_DO THIS_
Read the records below and copy each line that contains "onlineshop".

_MATERIALS PROVIDED_
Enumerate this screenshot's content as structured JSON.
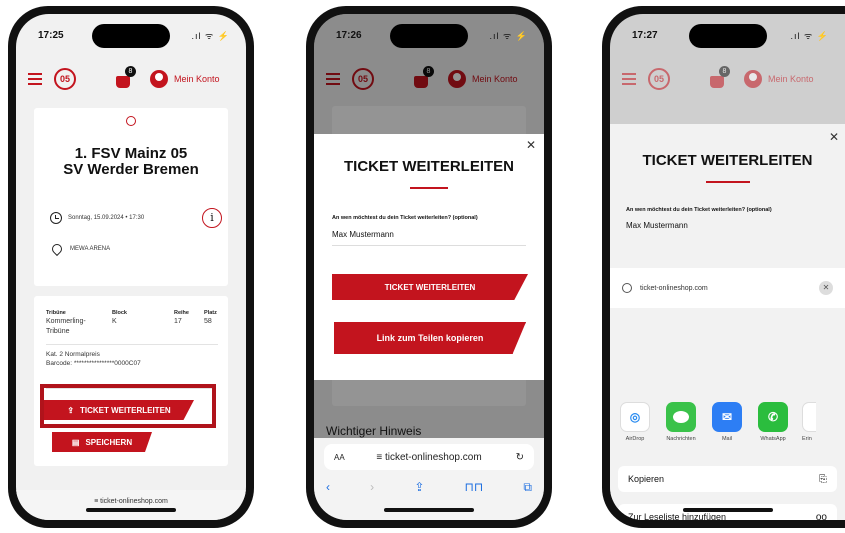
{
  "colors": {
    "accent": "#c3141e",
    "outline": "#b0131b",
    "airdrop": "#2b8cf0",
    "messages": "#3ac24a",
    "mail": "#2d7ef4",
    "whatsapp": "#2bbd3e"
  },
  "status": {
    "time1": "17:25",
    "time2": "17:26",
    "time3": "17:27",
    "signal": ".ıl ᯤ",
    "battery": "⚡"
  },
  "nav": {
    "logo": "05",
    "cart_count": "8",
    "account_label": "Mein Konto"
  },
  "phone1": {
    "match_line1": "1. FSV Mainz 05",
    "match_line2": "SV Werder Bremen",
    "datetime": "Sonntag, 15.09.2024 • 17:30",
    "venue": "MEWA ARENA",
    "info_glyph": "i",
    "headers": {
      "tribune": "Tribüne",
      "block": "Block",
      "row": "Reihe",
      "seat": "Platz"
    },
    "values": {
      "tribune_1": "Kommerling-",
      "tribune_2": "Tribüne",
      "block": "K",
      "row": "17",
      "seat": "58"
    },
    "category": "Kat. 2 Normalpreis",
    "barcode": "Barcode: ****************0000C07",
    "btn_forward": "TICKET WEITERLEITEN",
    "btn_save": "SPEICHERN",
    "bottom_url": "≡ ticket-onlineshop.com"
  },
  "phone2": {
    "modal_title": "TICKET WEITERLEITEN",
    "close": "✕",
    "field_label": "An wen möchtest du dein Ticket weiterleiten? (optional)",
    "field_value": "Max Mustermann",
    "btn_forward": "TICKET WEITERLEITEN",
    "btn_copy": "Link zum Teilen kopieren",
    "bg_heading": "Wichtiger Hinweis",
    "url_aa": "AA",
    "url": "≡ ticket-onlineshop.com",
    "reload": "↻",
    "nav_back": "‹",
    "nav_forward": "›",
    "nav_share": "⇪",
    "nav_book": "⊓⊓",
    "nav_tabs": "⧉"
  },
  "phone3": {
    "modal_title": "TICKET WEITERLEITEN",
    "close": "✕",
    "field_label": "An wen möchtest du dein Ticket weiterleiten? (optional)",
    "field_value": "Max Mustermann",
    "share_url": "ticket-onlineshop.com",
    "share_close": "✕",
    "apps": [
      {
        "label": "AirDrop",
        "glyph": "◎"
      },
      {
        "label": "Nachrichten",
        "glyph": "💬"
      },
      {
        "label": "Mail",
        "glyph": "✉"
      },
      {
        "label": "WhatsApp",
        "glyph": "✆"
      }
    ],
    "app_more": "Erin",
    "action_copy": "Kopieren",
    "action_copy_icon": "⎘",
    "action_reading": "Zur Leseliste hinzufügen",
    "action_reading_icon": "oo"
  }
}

==

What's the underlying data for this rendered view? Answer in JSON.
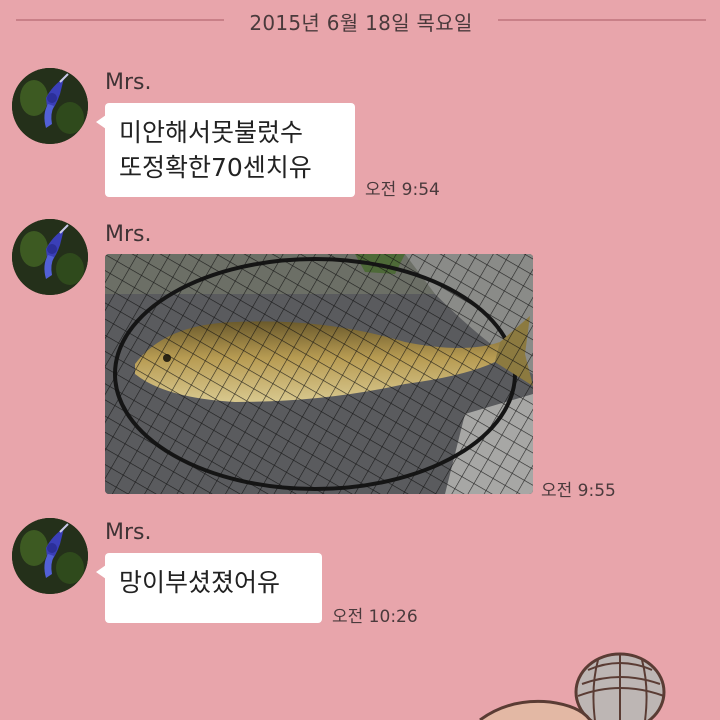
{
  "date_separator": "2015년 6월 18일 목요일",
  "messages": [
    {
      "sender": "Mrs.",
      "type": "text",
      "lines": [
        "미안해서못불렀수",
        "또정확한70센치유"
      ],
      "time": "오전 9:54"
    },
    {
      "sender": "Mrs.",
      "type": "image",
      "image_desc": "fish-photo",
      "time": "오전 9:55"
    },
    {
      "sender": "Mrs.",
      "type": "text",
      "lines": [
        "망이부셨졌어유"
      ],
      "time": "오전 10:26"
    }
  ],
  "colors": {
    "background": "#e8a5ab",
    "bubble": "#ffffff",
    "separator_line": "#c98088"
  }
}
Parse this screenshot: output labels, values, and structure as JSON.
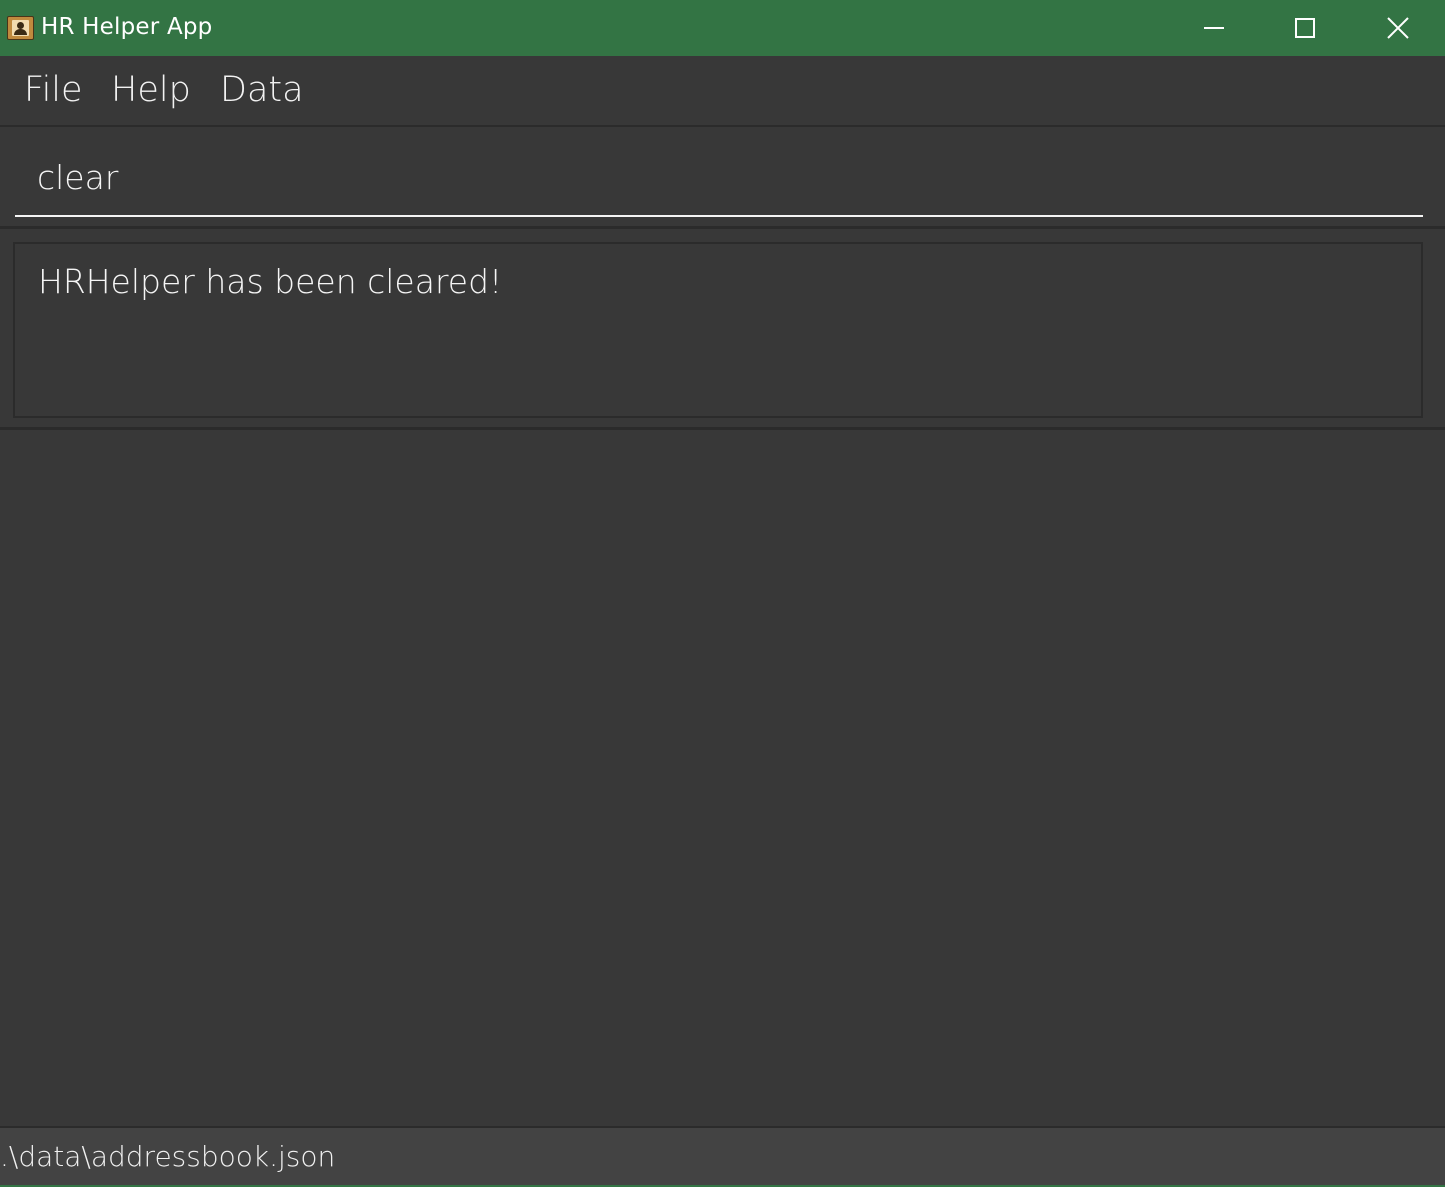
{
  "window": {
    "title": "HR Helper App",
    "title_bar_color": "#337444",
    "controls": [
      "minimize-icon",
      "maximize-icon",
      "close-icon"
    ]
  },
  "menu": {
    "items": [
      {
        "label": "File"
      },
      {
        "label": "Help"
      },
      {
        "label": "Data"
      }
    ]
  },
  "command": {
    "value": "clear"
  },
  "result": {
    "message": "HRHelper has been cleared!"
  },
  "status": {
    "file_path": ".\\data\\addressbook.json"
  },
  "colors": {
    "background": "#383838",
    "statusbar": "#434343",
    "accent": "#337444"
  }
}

_SOLUTION FOR THIS TASK_
    "bottom_url": "≡ ticket-onlineshop.com"
    "url": "≡ ticket-onlineshop.com",
    "share_url": "ticket-onlineshop.com",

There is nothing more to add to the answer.